== WHAT YOU SHOULD DO ==
Give the number of lines that contain the string "India", please, and nothing else.
====== GIVEN DATA
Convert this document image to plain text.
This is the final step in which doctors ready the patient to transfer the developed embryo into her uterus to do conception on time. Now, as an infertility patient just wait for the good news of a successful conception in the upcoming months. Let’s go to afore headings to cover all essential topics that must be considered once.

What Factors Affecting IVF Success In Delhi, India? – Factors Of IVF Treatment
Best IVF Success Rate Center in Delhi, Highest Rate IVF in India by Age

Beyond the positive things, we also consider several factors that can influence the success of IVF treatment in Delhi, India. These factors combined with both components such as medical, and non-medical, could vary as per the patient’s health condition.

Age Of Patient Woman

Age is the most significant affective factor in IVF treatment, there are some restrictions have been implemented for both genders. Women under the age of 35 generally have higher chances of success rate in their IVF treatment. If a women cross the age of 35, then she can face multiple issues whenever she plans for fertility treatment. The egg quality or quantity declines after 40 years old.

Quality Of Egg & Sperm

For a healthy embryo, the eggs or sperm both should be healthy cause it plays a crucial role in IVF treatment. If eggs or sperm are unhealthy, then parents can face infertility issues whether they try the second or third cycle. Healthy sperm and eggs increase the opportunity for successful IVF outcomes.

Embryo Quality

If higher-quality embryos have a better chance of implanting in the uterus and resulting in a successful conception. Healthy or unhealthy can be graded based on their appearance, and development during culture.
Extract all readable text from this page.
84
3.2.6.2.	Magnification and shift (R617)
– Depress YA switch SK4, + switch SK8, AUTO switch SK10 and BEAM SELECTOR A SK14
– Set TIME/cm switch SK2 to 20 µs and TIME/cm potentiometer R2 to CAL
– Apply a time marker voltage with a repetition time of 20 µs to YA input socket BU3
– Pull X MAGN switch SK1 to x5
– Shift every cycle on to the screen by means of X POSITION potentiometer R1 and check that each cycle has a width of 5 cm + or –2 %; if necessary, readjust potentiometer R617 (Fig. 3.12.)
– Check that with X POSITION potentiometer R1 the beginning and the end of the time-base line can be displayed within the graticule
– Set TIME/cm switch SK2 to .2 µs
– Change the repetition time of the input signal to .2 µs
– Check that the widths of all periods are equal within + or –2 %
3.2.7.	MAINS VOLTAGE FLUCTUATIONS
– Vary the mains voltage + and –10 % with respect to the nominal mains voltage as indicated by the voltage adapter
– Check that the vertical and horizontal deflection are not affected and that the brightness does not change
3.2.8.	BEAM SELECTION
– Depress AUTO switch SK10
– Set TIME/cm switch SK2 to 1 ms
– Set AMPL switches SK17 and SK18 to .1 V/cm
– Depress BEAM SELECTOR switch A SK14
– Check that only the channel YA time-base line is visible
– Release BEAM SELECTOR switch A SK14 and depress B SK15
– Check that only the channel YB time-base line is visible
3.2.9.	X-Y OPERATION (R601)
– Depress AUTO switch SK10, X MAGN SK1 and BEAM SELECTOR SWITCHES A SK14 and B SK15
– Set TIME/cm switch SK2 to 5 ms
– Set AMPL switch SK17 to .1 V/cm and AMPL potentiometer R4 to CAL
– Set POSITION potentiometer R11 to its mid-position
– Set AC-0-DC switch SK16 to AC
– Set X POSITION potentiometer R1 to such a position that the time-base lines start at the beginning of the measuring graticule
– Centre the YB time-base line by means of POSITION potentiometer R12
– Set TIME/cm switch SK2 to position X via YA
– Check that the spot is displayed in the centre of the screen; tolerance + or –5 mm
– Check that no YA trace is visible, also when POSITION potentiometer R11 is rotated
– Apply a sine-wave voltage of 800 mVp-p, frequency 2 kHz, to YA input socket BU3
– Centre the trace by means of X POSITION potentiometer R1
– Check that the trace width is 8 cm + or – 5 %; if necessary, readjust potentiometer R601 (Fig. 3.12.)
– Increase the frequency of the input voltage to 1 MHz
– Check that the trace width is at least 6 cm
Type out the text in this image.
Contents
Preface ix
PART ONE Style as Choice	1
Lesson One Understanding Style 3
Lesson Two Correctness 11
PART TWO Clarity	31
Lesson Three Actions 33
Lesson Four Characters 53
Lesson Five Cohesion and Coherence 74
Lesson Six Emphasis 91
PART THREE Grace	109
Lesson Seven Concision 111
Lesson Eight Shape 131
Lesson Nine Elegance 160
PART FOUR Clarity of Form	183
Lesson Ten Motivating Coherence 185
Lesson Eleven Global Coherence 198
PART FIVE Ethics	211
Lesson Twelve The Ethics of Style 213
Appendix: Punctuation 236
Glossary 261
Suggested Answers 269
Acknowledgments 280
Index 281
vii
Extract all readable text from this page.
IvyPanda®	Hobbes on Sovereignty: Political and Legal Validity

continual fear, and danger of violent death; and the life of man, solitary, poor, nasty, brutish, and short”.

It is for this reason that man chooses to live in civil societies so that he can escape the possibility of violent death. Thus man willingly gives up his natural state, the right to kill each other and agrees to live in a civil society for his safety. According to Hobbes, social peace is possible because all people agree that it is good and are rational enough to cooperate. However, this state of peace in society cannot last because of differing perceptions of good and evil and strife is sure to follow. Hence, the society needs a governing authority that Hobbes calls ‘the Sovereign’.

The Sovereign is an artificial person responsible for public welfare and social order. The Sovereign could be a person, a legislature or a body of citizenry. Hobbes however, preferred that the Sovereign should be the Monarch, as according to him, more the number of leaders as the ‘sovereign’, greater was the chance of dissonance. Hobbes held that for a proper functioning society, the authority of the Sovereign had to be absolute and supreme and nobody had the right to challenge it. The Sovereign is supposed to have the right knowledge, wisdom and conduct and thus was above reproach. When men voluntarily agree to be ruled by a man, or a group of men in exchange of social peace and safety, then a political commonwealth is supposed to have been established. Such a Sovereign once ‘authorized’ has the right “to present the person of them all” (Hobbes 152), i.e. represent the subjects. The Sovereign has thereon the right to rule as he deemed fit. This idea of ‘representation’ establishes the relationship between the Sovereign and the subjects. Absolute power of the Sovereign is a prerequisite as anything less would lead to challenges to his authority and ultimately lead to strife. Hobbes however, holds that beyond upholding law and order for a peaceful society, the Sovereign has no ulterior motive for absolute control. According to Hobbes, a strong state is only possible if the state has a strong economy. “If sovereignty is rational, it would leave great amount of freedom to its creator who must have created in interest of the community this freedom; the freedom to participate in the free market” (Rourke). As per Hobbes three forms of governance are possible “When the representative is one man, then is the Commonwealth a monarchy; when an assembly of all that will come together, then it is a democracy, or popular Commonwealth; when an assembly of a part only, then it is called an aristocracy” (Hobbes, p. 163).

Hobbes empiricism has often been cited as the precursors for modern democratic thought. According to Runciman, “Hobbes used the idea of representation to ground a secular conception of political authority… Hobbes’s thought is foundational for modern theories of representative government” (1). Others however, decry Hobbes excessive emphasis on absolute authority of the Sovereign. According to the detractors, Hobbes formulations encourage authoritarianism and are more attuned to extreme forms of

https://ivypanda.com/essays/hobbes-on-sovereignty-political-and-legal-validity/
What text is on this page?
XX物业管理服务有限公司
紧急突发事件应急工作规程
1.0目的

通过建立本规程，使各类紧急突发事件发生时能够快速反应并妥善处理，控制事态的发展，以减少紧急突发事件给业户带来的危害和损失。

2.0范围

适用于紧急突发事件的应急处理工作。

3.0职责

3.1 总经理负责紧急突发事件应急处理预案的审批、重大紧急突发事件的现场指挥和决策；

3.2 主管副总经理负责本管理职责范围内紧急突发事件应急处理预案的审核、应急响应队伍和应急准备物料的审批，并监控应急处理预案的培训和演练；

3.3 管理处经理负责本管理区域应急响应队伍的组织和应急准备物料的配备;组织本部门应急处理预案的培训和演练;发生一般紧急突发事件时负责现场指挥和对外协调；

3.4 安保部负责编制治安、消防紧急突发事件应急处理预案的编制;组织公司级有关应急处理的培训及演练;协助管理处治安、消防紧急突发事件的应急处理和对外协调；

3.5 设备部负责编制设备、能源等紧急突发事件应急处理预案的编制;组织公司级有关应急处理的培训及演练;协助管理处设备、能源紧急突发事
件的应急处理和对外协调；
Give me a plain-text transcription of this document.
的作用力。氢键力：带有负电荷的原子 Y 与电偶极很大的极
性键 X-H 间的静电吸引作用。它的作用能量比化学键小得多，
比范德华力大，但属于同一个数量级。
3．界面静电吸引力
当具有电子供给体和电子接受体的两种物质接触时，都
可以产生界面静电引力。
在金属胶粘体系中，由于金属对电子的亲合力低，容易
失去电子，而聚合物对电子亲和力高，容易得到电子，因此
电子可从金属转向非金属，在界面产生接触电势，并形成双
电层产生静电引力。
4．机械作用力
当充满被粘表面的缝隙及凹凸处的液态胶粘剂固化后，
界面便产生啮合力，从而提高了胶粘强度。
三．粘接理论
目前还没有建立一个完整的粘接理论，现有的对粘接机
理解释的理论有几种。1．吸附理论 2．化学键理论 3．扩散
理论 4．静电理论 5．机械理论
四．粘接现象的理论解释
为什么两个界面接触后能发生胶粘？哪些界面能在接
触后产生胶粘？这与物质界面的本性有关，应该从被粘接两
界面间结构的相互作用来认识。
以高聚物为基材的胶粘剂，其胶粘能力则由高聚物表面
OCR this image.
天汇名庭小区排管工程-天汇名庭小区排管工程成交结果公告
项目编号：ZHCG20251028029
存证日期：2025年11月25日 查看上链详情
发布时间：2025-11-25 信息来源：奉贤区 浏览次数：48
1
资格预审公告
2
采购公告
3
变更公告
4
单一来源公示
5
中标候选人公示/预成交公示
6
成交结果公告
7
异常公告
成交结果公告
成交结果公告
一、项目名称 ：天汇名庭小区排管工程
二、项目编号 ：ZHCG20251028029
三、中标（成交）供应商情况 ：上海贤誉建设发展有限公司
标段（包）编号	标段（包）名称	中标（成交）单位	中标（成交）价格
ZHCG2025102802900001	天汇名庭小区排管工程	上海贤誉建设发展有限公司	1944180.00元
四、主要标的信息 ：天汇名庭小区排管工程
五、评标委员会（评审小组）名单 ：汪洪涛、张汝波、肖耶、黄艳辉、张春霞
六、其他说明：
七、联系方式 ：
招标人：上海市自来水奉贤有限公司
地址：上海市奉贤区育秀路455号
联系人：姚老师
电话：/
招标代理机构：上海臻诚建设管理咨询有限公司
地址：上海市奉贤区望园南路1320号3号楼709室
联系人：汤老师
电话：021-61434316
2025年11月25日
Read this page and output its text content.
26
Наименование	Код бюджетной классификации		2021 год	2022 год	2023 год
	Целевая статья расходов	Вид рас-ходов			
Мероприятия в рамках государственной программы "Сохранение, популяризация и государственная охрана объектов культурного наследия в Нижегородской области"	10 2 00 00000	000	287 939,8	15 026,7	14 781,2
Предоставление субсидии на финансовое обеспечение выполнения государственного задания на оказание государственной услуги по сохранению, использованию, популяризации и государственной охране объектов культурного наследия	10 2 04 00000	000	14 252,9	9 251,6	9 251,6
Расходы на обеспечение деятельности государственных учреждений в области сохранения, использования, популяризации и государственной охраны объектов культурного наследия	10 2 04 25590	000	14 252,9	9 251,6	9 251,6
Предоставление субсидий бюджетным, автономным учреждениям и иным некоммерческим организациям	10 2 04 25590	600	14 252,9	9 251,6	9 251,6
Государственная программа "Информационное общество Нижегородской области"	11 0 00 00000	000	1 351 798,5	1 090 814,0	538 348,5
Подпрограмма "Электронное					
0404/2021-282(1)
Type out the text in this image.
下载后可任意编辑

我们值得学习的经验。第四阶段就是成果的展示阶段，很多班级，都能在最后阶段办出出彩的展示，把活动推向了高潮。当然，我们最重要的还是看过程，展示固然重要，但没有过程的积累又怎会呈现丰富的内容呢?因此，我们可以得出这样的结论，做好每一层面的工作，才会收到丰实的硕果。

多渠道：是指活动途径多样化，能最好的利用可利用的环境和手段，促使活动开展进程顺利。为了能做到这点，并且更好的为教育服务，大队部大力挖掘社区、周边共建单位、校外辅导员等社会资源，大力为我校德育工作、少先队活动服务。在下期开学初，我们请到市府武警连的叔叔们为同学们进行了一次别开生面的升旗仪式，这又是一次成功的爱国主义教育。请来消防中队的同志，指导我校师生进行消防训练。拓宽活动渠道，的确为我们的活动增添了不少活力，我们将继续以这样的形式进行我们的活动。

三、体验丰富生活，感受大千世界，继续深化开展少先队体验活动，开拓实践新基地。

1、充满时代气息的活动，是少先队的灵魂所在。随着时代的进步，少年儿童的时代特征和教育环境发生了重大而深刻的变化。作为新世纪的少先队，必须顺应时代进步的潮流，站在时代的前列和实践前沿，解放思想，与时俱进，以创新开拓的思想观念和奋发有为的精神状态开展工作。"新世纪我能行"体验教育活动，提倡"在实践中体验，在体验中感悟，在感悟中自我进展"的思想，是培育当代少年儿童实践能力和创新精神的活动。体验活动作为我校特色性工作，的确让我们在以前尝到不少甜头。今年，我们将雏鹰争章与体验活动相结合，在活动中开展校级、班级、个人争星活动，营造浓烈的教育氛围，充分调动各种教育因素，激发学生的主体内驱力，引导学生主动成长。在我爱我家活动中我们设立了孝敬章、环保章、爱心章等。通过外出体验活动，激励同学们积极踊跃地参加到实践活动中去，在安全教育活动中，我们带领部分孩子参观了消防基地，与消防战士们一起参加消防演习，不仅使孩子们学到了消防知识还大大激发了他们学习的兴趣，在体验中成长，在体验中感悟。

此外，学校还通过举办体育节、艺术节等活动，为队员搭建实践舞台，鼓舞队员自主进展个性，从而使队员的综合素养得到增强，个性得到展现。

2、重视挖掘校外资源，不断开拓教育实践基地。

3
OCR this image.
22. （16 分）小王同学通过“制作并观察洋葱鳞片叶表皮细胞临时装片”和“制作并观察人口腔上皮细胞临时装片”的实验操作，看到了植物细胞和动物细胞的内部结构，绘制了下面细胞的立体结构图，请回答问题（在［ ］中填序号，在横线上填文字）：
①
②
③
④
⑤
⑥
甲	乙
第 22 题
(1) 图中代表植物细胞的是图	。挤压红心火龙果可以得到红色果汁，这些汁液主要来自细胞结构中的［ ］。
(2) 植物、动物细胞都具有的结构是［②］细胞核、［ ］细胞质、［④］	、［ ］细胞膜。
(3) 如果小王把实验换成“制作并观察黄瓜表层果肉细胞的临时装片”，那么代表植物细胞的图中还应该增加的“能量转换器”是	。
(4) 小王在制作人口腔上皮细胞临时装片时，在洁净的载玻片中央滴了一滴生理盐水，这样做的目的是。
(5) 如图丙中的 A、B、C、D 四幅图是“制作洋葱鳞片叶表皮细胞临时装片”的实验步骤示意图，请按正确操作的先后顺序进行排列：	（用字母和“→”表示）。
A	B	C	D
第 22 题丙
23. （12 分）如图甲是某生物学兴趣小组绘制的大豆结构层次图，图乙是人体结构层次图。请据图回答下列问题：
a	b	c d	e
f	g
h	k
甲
============
== SOLUTION TO THIS EXERCISE ==
3